● Exercise:
Extract every line of the material below and reproduce it faithfully.

* BEGIN Dataset rows *

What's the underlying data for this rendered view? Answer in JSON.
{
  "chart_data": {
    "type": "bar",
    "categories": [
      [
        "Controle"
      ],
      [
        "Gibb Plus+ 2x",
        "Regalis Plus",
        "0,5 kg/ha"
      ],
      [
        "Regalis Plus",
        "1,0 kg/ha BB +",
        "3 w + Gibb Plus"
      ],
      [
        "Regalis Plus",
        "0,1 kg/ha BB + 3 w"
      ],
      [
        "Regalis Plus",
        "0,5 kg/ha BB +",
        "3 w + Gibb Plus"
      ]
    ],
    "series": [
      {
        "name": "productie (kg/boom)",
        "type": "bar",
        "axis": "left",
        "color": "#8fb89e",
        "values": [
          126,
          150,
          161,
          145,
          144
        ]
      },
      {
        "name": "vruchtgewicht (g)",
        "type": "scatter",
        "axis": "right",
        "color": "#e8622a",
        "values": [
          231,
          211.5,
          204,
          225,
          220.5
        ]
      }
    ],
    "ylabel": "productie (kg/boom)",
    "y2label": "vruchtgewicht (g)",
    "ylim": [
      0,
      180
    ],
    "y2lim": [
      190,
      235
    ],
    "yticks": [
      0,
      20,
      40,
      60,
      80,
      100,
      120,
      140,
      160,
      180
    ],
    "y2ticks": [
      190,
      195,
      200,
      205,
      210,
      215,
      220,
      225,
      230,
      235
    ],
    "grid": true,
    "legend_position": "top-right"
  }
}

* END Dataset rows *

● Full response:
What's the underlying data for this rendered view? Answer in JSON.
{
  "chart_data": {
    "type": "bar",
    "categories": [
      [
        "Controle"
      ],
      [
        "Gibb Plus+ 2x",
        "Regalis Plus",
        "0,5 kg/ha"
      ],
      [
        "Regalis Plus",
        "1,0 kg/ha BB +",
        "3 w + Gibb Plus"
      ],
      [
        "Regalis Plus",
        "0,1 kg/ha BB + 3 w"
      ],
      [
        "Regalis Plus",
        "0,5 kg/ha BB +",
        "3 w + Gibb Plus"
      ]
    ],
    "series": [
      {
        "name": "productie (kg/boom)",
        "type": "bar",
        "axis": "left",
        "color": "#8fb89e",
        "values": [
          126,
          150,
          161,
          145,
          144
        ]
      },
      {
        "name": "vruchtgewicht (g)",
        "type": "scatter",
        "axis": "right",
        "color": "#e8622a",
        "values": [
          231,
          211.5,
          204,
          225,
          220.5
        ]
      }
    ],
    "ylabel": "productie (kg/boom)",
    "y2label": "vruchtgewicht (g)",
    "ylim": [
      0,
      180
    ],
    "y2lim": [
      190,
      235
    ],
    "yticks": [
      0,
      20,
      40,
      60,
      80,
      100,
      120,
      140,
      160,
      180
    ],
    "y2ticks": [
      190,
      195,
      200,
      205,
      210,
      215,
      220,
      225,
      230,
      235
    ],
    "grid": true,
    "legend_position": "top-right"
  }
}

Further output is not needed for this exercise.